§ Given request: Repeat all of the records verbatim.

§ Available data:

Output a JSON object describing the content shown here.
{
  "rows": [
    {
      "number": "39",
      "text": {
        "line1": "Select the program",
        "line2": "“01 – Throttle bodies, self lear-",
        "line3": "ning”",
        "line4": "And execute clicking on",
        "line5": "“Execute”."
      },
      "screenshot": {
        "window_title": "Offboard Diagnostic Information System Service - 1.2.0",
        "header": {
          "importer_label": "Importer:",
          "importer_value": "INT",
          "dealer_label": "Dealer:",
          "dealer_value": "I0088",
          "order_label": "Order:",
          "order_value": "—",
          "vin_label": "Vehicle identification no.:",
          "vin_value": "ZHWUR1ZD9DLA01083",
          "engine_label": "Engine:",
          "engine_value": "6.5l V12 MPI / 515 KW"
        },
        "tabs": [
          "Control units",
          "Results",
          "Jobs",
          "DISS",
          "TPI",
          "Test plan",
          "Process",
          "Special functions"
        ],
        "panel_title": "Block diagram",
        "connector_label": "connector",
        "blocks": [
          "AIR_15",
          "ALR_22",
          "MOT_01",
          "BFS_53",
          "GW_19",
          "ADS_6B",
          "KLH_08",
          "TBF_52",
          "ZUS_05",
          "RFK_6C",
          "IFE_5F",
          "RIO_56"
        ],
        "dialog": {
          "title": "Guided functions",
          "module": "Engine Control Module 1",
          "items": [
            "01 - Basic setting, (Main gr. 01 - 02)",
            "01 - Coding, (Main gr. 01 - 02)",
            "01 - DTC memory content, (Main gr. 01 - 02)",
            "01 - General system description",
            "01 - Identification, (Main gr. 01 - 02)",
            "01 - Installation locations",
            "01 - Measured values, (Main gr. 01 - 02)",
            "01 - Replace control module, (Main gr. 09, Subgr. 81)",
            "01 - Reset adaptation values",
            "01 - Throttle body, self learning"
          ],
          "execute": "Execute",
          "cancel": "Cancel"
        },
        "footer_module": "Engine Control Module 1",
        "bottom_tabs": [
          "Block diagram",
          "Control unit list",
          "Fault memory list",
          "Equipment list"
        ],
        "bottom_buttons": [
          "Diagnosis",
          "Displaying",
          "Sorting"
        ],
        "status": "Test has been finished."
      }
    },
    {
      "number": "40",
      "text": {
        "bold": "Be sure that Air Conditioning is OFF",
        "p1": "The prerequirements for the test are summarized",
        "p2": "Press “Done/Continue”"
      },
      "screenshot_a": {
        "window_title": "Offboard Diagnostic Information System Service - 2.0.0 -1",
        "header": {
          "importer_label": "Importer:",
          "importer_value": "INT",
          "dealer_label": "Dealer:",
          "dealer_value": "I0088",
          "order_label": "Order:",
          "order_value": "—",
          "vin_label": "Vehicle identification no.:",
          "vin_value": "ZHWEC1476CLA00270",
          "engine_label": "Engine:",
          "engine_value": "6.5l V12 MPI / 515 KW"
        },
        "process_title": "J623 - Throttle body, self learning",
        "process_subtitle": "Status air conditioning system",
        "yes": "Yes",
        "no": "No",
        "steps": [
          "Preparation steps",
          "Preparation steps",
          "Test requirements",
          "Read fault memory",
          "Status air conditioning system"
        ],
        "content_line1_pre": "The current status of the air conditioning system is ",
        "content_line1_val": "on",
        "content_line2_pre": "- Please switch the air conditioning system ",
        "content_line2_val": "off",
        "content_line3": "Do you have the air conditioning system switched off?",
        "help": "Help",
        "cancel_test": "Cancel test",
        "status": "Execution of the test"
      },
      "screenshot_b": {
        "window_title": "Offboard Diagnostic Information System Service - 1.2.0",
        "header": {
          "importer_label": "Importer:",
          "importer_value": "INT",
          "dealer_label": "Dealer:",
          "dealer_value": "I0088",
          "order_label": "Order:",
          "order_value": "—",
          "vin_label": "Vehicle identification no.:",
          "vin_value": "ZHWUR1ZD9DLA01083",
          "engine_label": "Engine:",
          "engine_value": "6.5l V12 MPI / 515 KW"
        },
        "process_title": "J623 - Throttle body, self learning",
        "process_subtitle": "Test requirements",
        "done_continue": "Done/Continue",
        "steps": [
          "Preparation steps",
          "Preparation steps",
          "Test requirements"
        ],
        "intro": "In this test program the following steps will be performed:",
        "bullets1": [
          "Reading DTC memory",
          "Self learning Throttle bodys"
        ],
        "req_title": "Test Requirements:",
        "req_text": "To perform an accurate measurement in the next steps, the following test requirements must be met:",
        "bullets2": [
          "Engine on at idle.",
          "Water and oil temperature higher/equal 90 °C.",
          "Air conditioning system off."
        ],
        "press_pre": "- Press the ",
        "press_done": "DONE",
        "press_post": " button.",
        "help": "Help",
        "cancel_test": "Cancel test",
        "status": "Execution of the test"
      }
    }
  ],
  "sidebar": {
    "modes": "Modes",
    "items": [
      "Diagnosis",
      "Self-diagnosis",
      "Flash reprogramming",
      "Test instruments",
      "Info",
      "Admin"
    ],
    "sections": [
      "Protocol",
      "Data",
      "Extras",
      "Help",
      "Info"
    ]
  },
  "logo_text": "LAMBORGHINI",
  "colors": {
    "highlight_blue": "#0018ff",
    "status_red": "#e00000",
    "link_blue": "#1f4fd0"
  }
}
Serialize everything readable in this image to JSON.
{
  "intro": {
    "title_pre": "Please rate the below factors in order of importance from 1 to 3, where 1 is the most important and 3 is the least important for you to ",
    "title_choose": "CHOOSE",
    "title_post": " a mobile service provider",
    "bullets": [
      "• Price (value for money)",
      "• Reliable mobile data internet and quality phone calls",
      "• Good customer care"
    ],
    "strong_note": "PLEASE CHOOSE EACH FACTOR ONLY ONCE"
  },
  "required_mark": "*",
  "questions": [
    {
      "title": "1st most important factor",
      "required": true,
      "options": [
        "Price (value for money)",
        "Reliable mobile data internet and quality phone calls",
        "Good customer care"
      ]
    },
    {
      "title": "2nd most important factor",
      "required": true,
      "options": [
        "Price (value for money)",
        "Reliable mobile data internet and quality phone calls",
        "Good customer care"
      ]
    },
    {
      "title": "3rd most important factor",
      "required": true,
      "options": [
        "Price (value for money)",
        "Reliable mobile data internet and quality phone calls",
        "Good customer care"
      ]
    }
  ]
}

§ Answer:
Output a JSON object describing the content shown here.
{
  "rows": [
    {
      "number": "39",
      "text": {
        "line1": "Select the program",
        "line2": "“01 – Throttle bodies, self lear-",
        "line3": "ning”",
        "line4": "And execute clicking on",
        "line5": "“Execute”."
      },
      "screenshot": {
        "window_title": "Offboard Diagnostic Information System Service - 1.2.0",
        "header": {
          "importer_label": "Importer:",
          "importer_value": "INT",
          "dealer_label": "Dealer:",
          "dealer_value": "I0088",
          "order_label": "Order:",
          "order_value": "—",
          "vin_label": "Vehicle identification no.:",
          "vin_value": "ZHWUR1ZD9DLA01083",
          "engine_label": "Engine:",
          "engine_value": "6.5l V12 MPI / 515 KW"
        },
        "tabs": [
          "Control units",
          "Results",
          "Jobs",
          "DISS",
          "TPI",
          "Test plan",
          "Process",
          "Special functions"
        ],
        "panel_title": "Block diagram",
        "connector_label": "connector",
        "blocks": [
          "AIR_15",
          "ALR_22",
          "MOT_01",
          "BFS_53",
          "GW_19",
          "ADS_6B",
          "KLH_08",
          "TBF_52",
          "ZUS_05",
          "RFK_6C",
          "IFE_5F",
          "RIO_56"
        ],
        "dialog": {
          "title": "Guided functions",
          "module": "Engine Control Module 1",
          "items": [
            "01 - Basic setting, (Main gr. 01 - 02)",
            "01 - Coding, (Main gr. 01 - 02)",
            "01 - DTC memory content, (Main gr. 01 - 02)",
            "01 - General system description",
            "01 - Identification, (Main gr. 01 - 02)",
            "01 - Installation locations",
            "01 - Measured values, (Main gr. 01 - 02)",
            "01 - Replace control module, (Main gr. 09, Subgr. 81)",
            "01 - Reset adaptation values",
            "01 - Throttle body, self learning"
          ],
          "execute": "Execute",
          "cancel": "Cancel"
        },
        "footer_module": "Engine Control Module 1",
        "bottom_tabs": [
          "Block diagram",
          "Control unit list",
          "Fault memory list",
          "Equipment list"
        ],
        "bottom_buttons": [
          "Diagnosis",
          "Displaying",
          "Sorting"
        ],
        "status": "Test has been finished."
      }
    },
    {
      "number": "40",
      "text": {
        "bold": "Be sure that Air Conditioning is OFF",
        "p1": "The prerequirements for the test are summarized",
        "p2": "Press “Done/Continue”"
      },
      "screenshot_a": {
        "window_title": "Offboard Diagnostic Information System Service - 2.0.0 -1",
        "header": {
          "importer_label": "Importer:",
          "importer_value": "INT",
          "dealer_label": "Dealer:",
          "dealer_value": "I0088",
          "order_label": "Order:",
          "order_value": "—",
          "vin_label": "Vehicle identification no.:",
          "vin_value": "ZHWEC1476CLA00270",
          "engine_label": "Engine:",
          "engine_value": "6.5l V12 MPI / 515 KW"
        },
        "process_title": "J623 - Throttle body, self learning",
        "process_subtitle": "Status air conditioning system",
        "yes": "Yes",
        "no": "No",
        "steps": [
          "Preparation steps",
          "Preparation steps",
          "Test requirements",
          "Read fault memory",
          "Status air conditioning system"
        ],
        "content_line1_pre": "The current status of the air conditioning system is ",
        "content_line1_val": "on",
        "content_line2_pre": "- Please switch the air conditioning system ",
        "content_line2_val": "off",
        "content_line3": "Do you have the air conditioning system switched off?",
        "help": "Help",
        "cancel_test": "Cancel test",
        "status": "Execution of the test"
      },
      "screenshot_b": {
        "window_title": "Offboard Diagnostic Information System Service - 1.2.0",
        "header": {
          "importer_label": "Importer:",
          "importer_value": "INT",
          "dealer_label": "Dealer:",
          "dealer_value": "I0088",
          "order_label": "Order:",
          "order_value": "—",
          "vin_label": "Vehicle identification no.:",
          "vin_value": "ZHWUR1ZD9DLA01083",
          "engine_label": "Engine:",
          "engine_value": "6.5l V12 MPI / 515 KW"
        },
        "process_title": "J623 - Throttle body, self learning",
        "process_subtitle": "Test requirements",
        "done_continue": "Done/Continue",
        "steps": [
          "Preparation steps",
          "Preparation steps",
          "Test requirements"
        ],
        "intro": "In this test program the following steps will be performed:",
        "bullets1": [
          "Reading DTC memory",
          "Self learning Throttle bodys"
        ],
        "req_title": "Test Requirements:",
        "req_text": "To perform an accurate measurement in the next steps, the following test requirements must be met:",
        "bullets2": [
          "Engine on at idle.",
          "Water and oil temperature higher/equal 90 °C.",
          "Air conditioning system off."
        ],
        "press_pre": "- Press the ",
        "press_done": "DONE",
        "press_post": " button.",
        "help": "Help",
        "cancel_test": "Cancel test",
        "status": "Execution of the test"
      }
    }
  ],
  "sidebar": {
    "modes": "Modes",
    "items": [
      "Diagnosis",
      "Self-diagnosis",
      "Flash reprogramming",
      "Test instruments",
      "Info",
      "Admin"
    ],
    "sections": [
      "Protocol",
      "Data",
      "Extras",
      "Help",
      "Info"
    ]
  },
  "logo_text": "LAMBORGHINI",
  "colors": {
    "highlight_blue": "#0018ff",
    "status_red": "#e00000",
    "link_blue": "#1f4fd0"
  }
}
Serialize everything readable in this image to JSON.
{
  "intro": {
    "title_pre": "Please rate the below factors in order of importance from 1 to 3, where 1 is the most important and 3 is the least important for you to ",
    "title_choose": "CHOOSE",
    "title_post": " a mobile service provider",
    "bullets": [
      "• Price (value for money)",
      "• Reliable mobile data internet and quality phone calls",
      "• Good customer care"
    ],
    "strong_note": "PLEASE CHOOSE EACH FACTOR ONLY ONCE"
  },
  "required_mark": "*",
  "questions": [
    {
      "title": "1st most important factor",
      "required": true,
      "options": [
        "Price (value for money)",
        "Reliable mobile data internet and quality phone calls",
        "Good customer care"
      ]
    },
    {
      "title": "2nd most important factor",
      "required": true,
      "options": [
        "Price (value for money)",
        "Reliable mobile data internet and quality phone calls",
        "Good customer care"
      ]
    },
    {
      "title": "3rd most important factor",
      "required": true,
      "options": [
        "Price (value for money)",
        "Reliable mobile data internet and quality phone calls",
        "Good customer care"
      ]
    }
  ]
}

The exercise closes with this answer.